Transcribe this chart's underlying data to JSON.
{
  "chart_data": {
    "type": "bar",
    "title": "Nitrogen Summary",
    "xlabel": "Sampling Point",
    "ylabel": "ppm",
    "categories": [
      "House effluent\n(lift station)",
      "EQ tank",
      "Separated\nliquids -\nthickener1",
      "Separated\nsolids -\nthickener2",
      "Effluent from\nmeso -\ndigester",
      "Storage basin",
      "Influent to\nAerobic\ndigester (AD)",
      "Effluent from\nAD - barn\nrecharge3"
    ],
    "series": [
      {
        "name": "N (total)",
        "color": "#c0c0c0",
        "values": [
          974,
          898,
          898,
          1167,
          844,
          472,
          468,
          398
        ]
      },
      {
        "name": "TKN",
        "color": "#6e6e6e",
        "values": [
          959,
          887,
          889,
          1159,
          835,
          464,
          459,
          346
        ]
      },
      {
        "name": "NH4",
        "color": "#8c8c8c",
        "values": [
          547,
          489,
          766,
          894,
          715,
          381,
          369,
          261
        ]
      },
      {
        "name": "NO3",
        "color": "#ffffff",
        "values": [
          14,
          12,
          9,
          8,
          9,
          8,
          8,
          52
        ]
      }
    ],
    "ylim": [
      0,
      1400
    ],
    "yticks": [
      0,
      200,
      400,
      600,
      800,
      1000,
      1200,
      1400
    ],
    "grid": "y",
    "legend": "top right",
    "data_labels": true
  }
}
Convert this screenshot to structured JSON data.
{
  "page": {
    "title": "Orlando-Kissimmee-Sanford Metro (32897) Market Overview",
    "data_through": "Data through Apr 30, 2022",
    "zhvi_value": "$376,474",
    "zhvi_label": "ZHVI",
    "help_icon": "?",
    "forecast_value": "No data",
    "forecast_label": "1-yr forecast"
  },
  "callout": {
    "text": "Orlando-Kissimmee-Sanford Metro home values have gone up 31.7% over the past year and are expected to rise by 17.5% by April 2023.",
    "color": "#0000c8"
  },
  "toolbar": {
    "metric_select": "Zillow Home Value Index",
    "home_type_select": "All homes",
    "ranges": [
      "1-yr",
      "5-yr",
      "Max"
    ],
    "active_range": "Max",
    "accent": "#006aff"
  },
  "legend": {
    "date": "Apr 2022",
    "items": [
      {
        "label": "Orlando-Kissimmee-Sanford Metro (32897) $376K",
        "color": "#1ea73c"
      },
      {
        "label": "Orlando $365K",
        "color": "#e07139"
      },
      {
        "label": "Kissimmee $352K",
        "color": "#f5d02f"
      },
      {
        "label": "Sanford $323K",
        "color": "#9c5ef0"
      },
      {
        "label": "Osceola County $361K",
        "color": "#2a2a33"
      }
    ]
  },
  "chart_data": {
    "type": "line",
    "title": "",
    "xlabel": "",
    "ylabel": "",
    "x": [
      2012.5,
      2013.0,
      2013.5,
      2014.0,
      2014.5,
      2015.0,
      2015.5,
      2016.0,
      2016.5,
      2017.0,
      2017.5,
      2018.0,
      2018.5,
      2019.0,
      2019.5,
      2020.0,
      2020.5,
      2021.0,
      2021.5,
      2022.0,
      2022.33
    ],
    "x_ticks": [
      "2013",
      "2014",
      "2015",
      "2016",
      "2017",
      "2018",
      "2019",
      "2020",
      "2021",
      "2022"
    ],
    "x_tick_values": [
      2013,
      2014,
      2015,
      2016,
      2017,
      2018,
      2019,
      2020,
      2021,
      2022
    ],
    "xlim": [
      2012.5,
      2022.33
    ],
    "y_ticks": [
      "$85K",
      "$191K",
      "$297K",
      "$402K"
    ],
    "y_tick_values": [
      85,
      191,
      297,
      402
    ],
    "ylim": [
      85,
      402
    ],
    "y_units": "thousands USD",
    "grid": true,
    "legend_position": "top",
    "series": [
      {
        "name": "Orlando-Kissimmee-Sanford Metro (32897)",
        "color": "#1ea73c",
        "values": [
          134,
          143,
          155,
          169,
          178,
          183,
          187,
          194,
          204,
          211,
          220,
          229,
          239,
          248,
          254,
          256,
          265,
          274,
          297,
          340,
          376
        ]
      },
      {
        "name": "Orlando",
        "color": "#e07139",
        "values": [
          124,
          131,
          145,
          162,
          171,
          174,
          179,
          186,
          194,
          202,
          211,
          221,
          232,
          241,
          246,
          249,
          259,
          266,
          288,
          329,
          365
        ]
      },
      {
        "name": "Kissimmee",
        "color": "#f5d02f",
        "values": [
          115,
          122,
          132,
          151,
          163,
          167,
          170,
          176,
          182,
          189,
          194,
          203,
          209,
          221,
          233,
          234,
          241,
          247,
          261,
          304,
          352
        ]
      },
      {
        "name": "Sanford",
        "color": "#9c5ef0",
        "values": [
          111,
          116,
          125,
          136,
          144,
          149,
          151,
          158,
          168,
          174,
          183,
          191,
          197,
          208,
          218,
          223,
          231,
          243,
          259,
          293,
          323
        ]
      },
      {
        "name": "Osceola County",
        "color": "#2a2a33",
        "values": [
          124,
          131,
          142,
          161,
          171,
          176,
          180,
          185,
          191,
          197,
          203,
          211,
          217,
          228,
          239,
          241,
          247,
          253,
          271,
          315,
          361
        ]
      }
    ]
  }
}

■ Given request ■
Return the entries above exactly, each one complete.

■ Written reply ■
Transcribe this chart's underlying data to JSON.
{
  "chart_data": {
    "type": "bar",
    "title": "Nitrogen Summary",
    "xlabel": "Sampling Point",
    "ylabel": "ppm",
    "categories": [
      "House effluent\n(lift station)",
      "EQ tank",
      "Separated\nliquids -\nthickener1",
      "Separated\nsolids -\nthickener2",
      "Effluent from\nmeso -\ndigester",
      "Storage basin",
      "Influent to\nAerobic\ndigester (AD)",
      "Effluent from\nAD - barn\nrecharge3"
    ],
    "series": [
      {
        "name": "N (total)",
        "color": "#c0c0c0",
        "values": [
          974,
          898,
          898,
          1167,
          844,
          472,
          468,
          398
        ]
      },
      {
        "name": "TKN",
        "color": "#6e6e6e",
        "values": [
          959,
          887,
          889,
          1159,
          835,
          464,
          459,
          346
        ]
      },
      {
        "name": "NH4",
        "color": "#8c8c8c",
        "values": [
          547,
          489,
          766,
          894,
          715,
          381,
          369,
          261
        ]
      },
      {
        "name": "NO3",
        "color": "#ffffff",
        "values": [
          14,
          12,
          9,
          8,
          9,
          8,
          8,
          52
        ]
      }
    ],
    "ylim": [
      0,
      1400
    ],
    "yticks": [
      0,
      200,
      400,
      600,
      800,
      1000,
      1200,
      1400
    ],
    "grid": "y",
    "legend": "top right",
    "data_labels": true
  }
}
Convert this screenshot to structured JSON data.
{
  "page": {
    "title": "Orlando-Kissimmee-Sanford Metro (32897) Market Overview",
    "data_through": "Data through Apr 30, 2022",
    "zhvi_value": "$376,474",
    "zhvi_label": "ZHVI",
    "help_icon": "?",
    "forecast_value": "No data",
    "forecast_label": "1-yr forecast"
  },
  "callout": {
    "text": "Orlando-Kissimmee-Sanford Metro home values have gone up 31.7% over the past year and are expected to rise by 17.5% by April 2023.",
    "color": "#0000c8"
  },
  "toolbar": {
    "metric_select": "Zillow Home Value Index",
    "home_type_select": "All homes",
    "ranges": [
      "1-yr",
      "5-yr",
      "Max"
    ],
    "active_range": "Max",
    "accent": "#006aff"
  },
  "legend": {
    "date": "Apr 2022",
    "items": [
      {
        "label": "Orlando-Kissimmee-Sanford Metro (32897) $376K",
        "color": "#1ea73c"
      },
      {
        "label": "Orlando $365K",
        "color": "#e07139"
      },
      {
        "label": "Kissimmee $352K",
        "color": "#f5d02f"
      },
      {
        "label": "Sanford $323K",
        "color": "#9c5ef0"
      },
      {
        "label": "Osceola County $361K",
        "color": "#2a2a33"
      }
    ]
  },
  "chart_data": {
    "type": "line",
    "title": "",
    "xlabel": "",
    "ylabel": "",
    "x": [
      2012.5,
      2013.0,
      2013.5,
      2014.0,
      2014.5,
      2015.0,
      2015.5,
      2016.0,
      2016.5,
      2017.0,
      2017.5,
      2018.0,
      2018.5,
      2019.0,
      2019.5,
      2020.0,
      2020.5,
      2021.0,
      2021.5,
      2022.0,
      2022.33
    ],
    "x_ticks": [
      "2013",
      "2014",
      "2015",
      "2016",
      "2017",
      "2018",
      "2019",
      "2020",
      "2021",
      "2022"
    ],
    "x_tick_values": [
      2013,
      2014,
      2015,
      2016,
      2017,
      2018,
      2019,
      2020,
      2021,
      2022
    ],
    "xlim": [
      2012.5,
      2022.33
    ],
    "y_ticks": [
      "$85K",
      "$191K",
      "$297K",
      "$402K"
    ],
    "y_tick_values": [
      85,
      191,
      297,
      402
    ],
    "ylim": [
      85,
      402
    ],
    "y_units": "thousands USD",
    "grid": true,
    "legend_position": "top",
    "series": [
      {
        "name": "Orlando-Kissimmee-Sanford Metro (32897)",
        "color": "#1ea73c",
        "values": [
          134,
          143,
          155,
          169,
          178,
          183,
          187,
          194,
          204,
          211,
          220,
          229,
          239,
          248,
          254,
          256,
          265,
          274,
          297,
          340,
          376
        ]
      },
      {
        "name": "Orlando",
        "color": "#e07139",
        "values": [
          124,
          131,
          145,
          162,
          171,
          174,
          179,
          186,
          194,
          202,
          211,
          221,
          232,
          241,
          246,
          249,
          259,
          266,
          288,
          329,
          365
        ]
      },
      {
        "name": "Kissimmee",
        "color": "#f5d02f",
        "values": [
          115,
          122,
          132,
          151,
          163,
          167,
          170,
          176,
          182,
          189,
          194,
          203,
          209,
          221,
          233,
          234,
          241,
          247,
          261,
          304,
          352
        ]
      },
      {
        "name": "Sanford",
        "color": "#9c5ef0",
        "values": [
          111,
          116,
          125,
          136,
          144,
          149,
          151,
          158,
          168,
          174,
          183,
          191,
          197,
          208,
          218,
          223,
          231,
          243,
          259,
          293,
          323
        ]
      },
      {
        "name": "Osceola County",
        "color": "#2a2a33",
        "values": [
          124,
          131,
          142,
          161,
          171,
          176,
          180,
          185,
          191,
          197,
          203,
          211,
          217,
          228,
          239,
          241,
          247,
          253,
          271,
          315,
          361
        ]
      }
    ]
  }
}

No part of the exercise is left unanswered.